━━ DATASET ━━

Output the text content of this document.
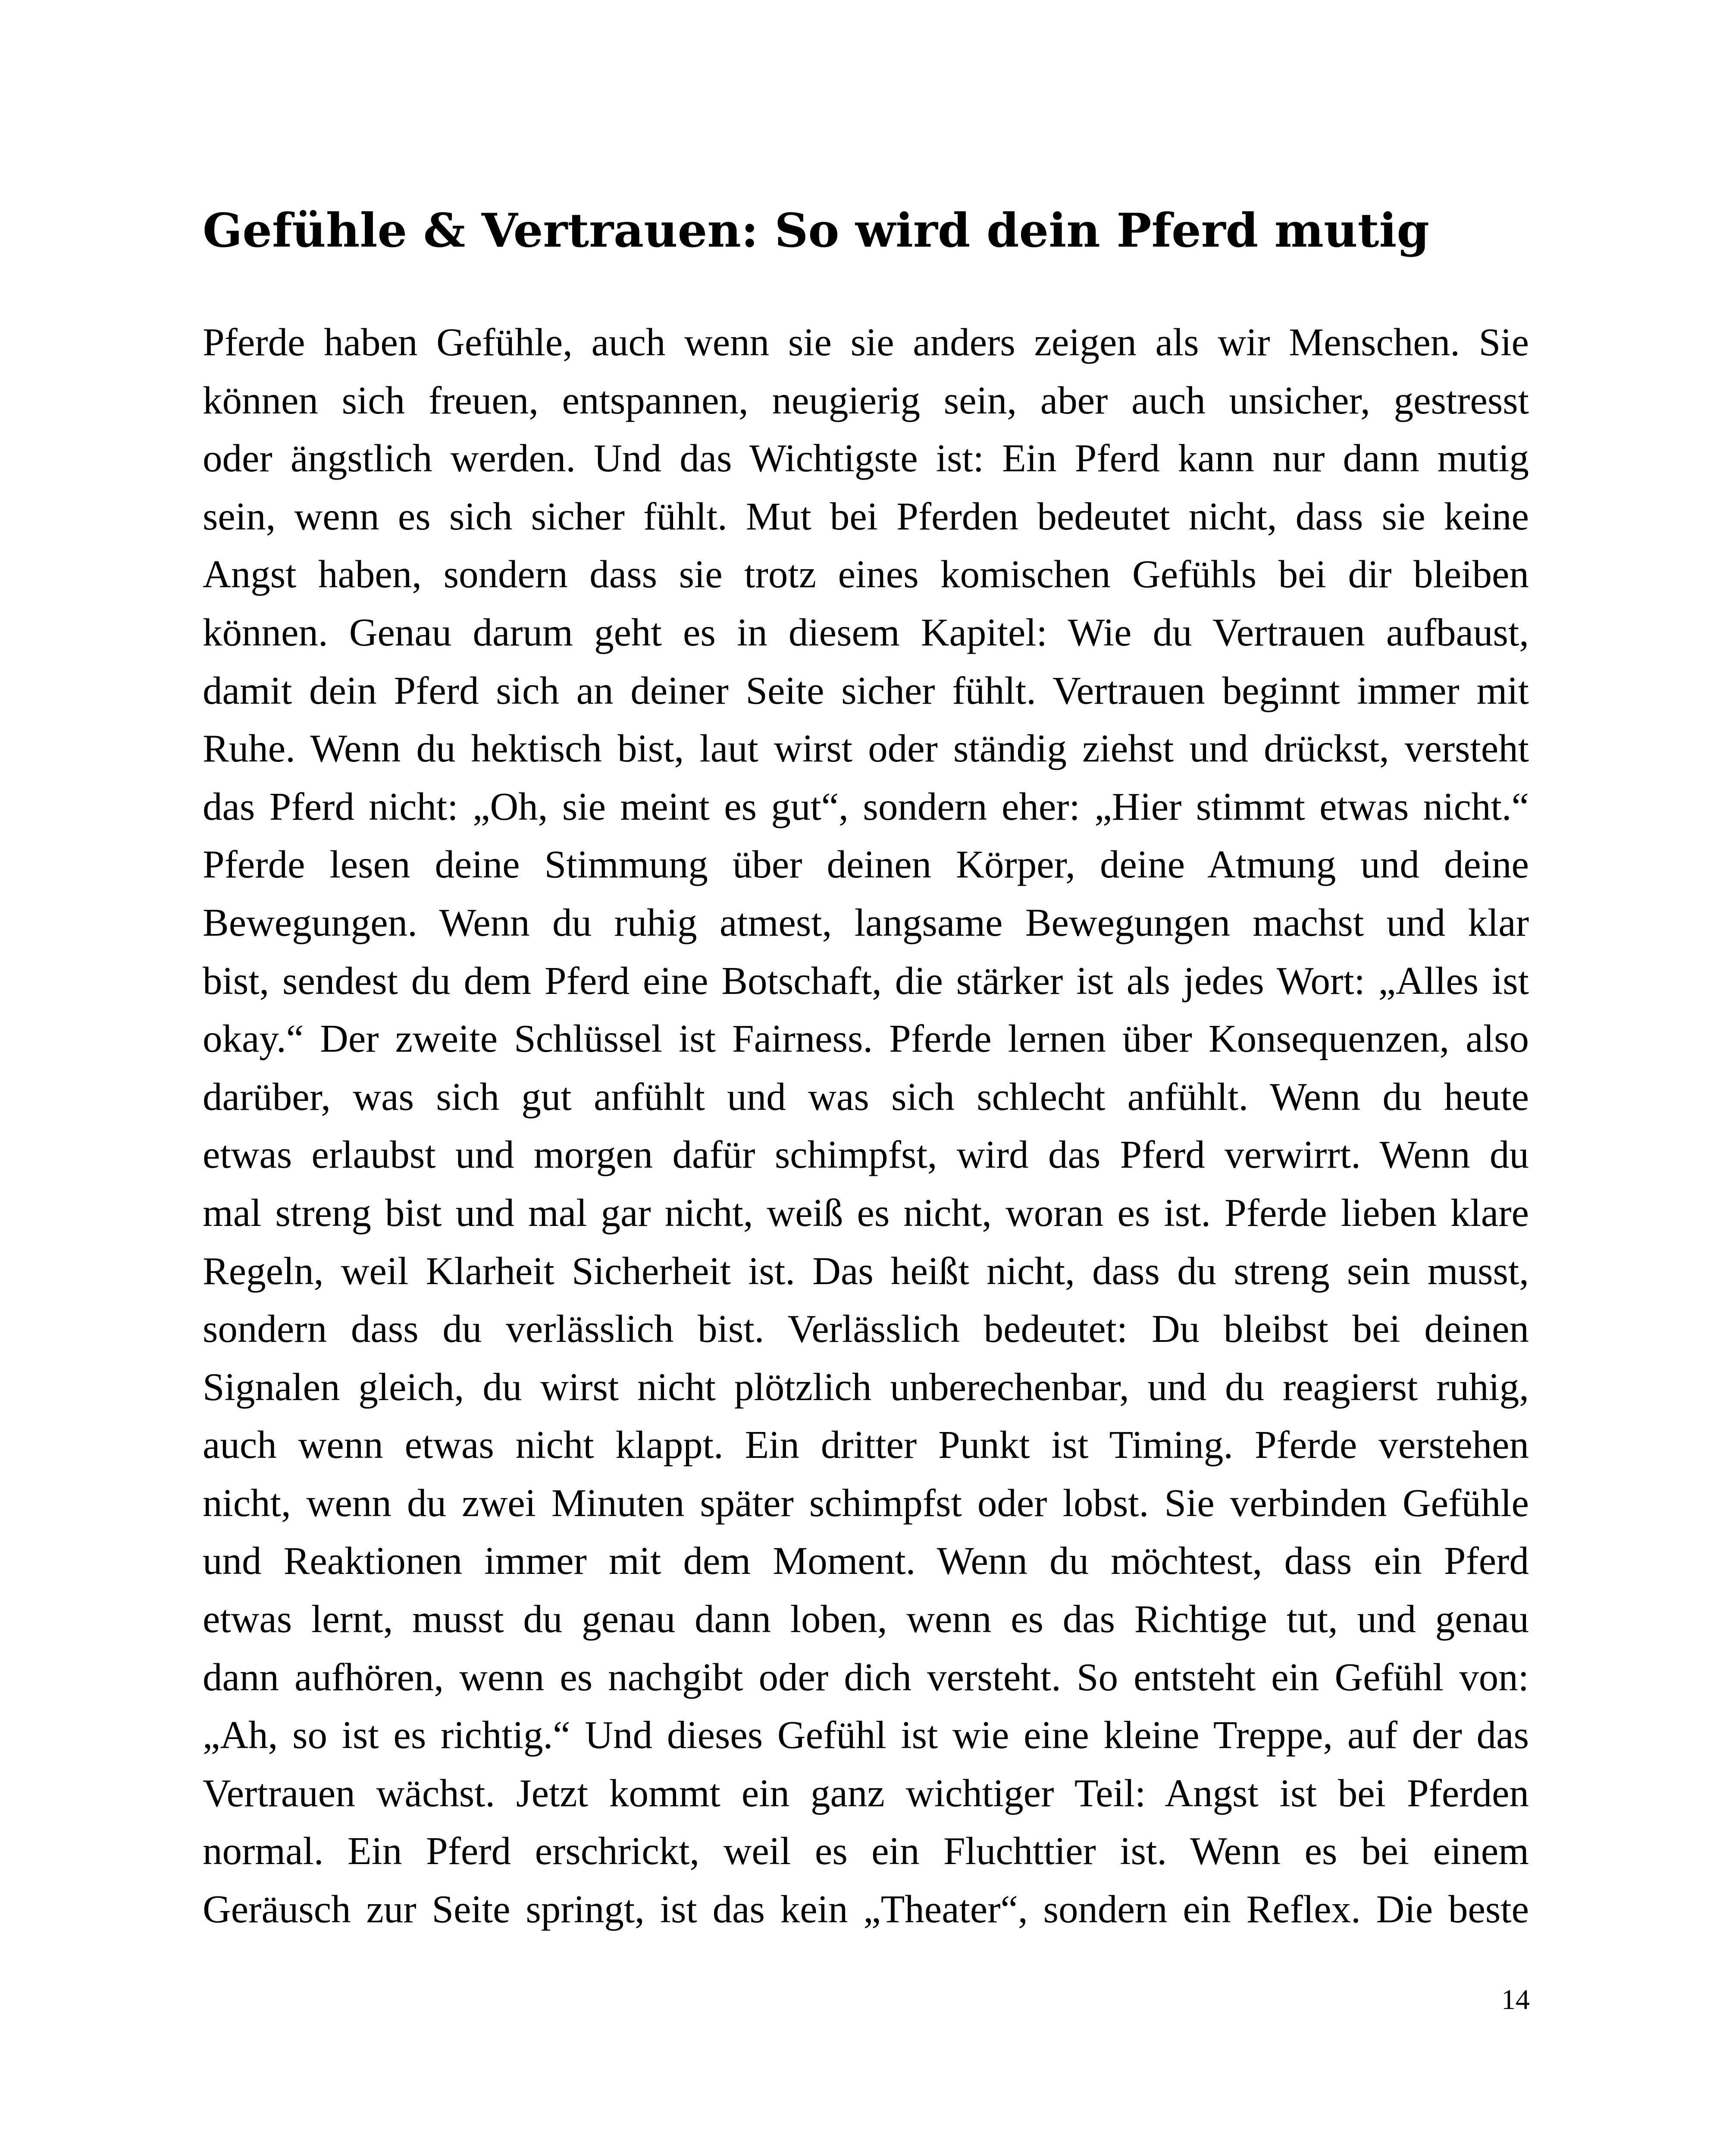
Gefühle & Vertrauen: So wird dein Pferd mutig
Pferde haben Gefühle, auch wenn sie sie anders zeigen als wir Menschen. Sie
können sich freuen, entspannen, neugierig sein, aber auch unsicher, gestresst
oder ängstlich werden. Und das Wichtigste ist: Ein Pferd kann nur dann mutig
sein, wenn es sich sicher fühlt. Mut bei Pferden bedeutet nicht, dass sie keine
Angst haben, sondern dass sie trotz eines komischen Gefühls bei dir bleiben
können. Genau darum geht es in diesem Kapitel: Wie du Vertrauen aufbaust,
damit dein Pferd sich an deiner Seite sicher fühlt. Vertrauen beginnt immer mit
Ruhe. Wenn du hektisch bist, laut wirst oder ständig ziehst und drückst, versteht
das Pferd nicht: „Oh, sie meint es gut“, sondern eher: „Hier stimmt etwas nicht.“
Pferde lesen deine Stimmung über deinen Körper, deine Atmung und deine
Bewegungen. Wenn du ruhig atmest, langsame Bewegungen machst und klar
bist, sendest du dem Pferd eine Botschaft, die stärker ist als jedes Wort: „Alles ist
okay.“ Der zweite Schlüssel ist Fairness. Pferde lernen über Konsequenzen, also
darüber, was sich gut anfühlt und was sich schlecht anfühlt. Wenn du heute
etwas erlaubst und morgen dafür schimpfst, wird das Pferd verwirrt. Wenn du
mal streng bist und mal gar nicht, weiß es nicht, woran es ist. Pferde lieben klare
Regeln, weil Klarheit Sicherheit ist. Das heißt nicht, dass du streng sein musst,
sondern dass du verlässlich bist. Verlässlich bedeutet: Du bleibst bei deinen
Signalen gleich, du wirst nicht plötzlich unberechenbar, und du reagierst ruhig,
auch wenn etwas nicht klappt. Ein dritter Punkt ist Timing. Pferde verstehen
nicht, wenn du zwei Minuten später schimpfst oder lobst. Sie verbinden Gefühle
und Reaktionen immer mit dem Moment. Wenn du möchtest, dass ein Pferd
etwas lernt, musst du genau dann loben, wenn es das Richtige tut, und genau
dann aufhören, wenn es nachgibt oder dich versteht. So entsteht ein Gefühl von:
„Ah, so ist es richtig.“ Und dieses Gefühl ist wie eine kleine Treppe, auf der das
Vertrauen wächst. Jetzt kommt ein ganz wichtiger Teil: Angst ist bei Pferden
normal. Ein Pferd erschrickt, weil es ein Fluchttier ist. Wenn es bei einem
Geräusch zur Seite springt, ist das kein „Theater“, sondern ein Reflex. Die beste
14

━━━

* [SHORT TASK]: Work out the number of lines in this listing that include the word "musst". Reply with that number only.

* [COMPLETE OUTPUT]: 2